TASK TO CARRY OUT | Produce an exact transcription of the listing below, omitting the pictures.
[START OF WORKING DATA]
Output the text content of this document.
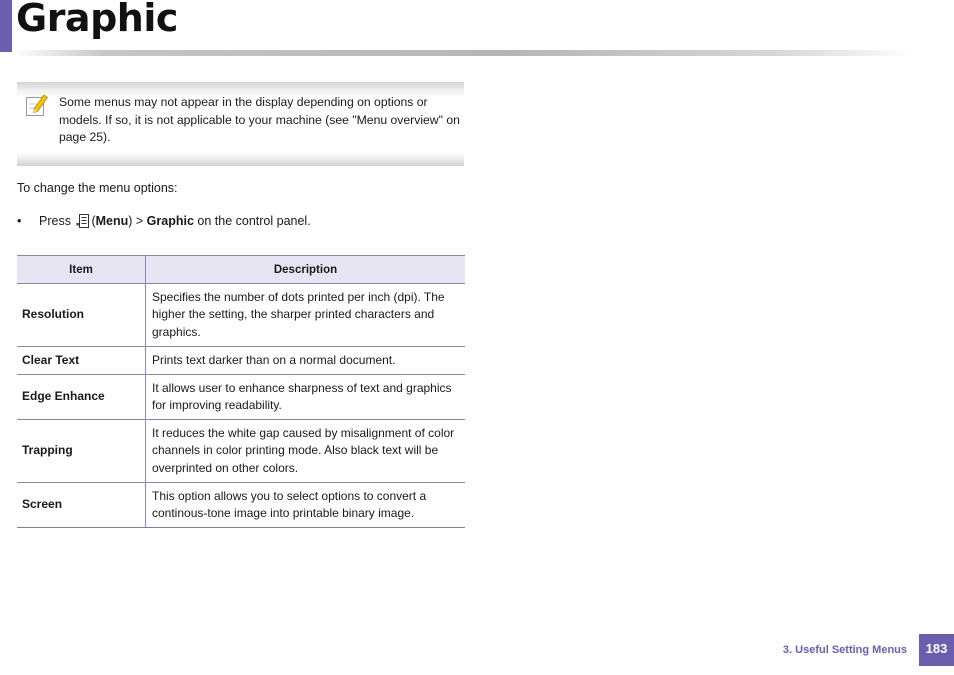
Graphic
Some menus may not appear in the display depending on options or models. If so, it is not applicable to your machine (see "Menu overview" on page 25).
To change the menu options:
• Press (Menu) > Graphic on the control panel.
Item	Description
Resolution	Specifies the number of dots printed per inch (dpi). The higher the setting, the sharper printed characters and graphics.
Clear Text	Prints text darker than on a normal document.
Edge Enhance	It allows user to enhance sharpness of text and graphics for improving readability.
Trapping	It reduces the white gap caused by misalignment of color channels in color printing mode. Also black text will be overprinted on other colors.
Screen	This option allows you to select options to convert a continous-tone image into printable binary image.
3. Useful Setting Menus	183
[END OF WORKING DATA]
RESULT OF THIS EXERCISE |
Output the text content of this document.
Graphic
Some menus may not appear in the display depending on options or models. If so, it is not applicable to your machine (see "Menu overview" on page 25).
To change the menu options:
• Press (Menu) > Graphic on the control panel.
Item	Description
Resolution	Specifies the number of dots printed per inch (dpi). The higher the setting, the sharper printed characters and graphics.
Clear Text	Prints text darker than on a normal document.
Edge Enhance	It allows user to enhance sharpness of text and graphics for improving readability.
Trapping	It reduces the white gap caused by misalignment of color channels in color printing mode. Also black text will be overprinted on other colors.
Screen	This option allows you to select options to convert a continous-tone image into printable binary image.
3. Useful Setting Menus	183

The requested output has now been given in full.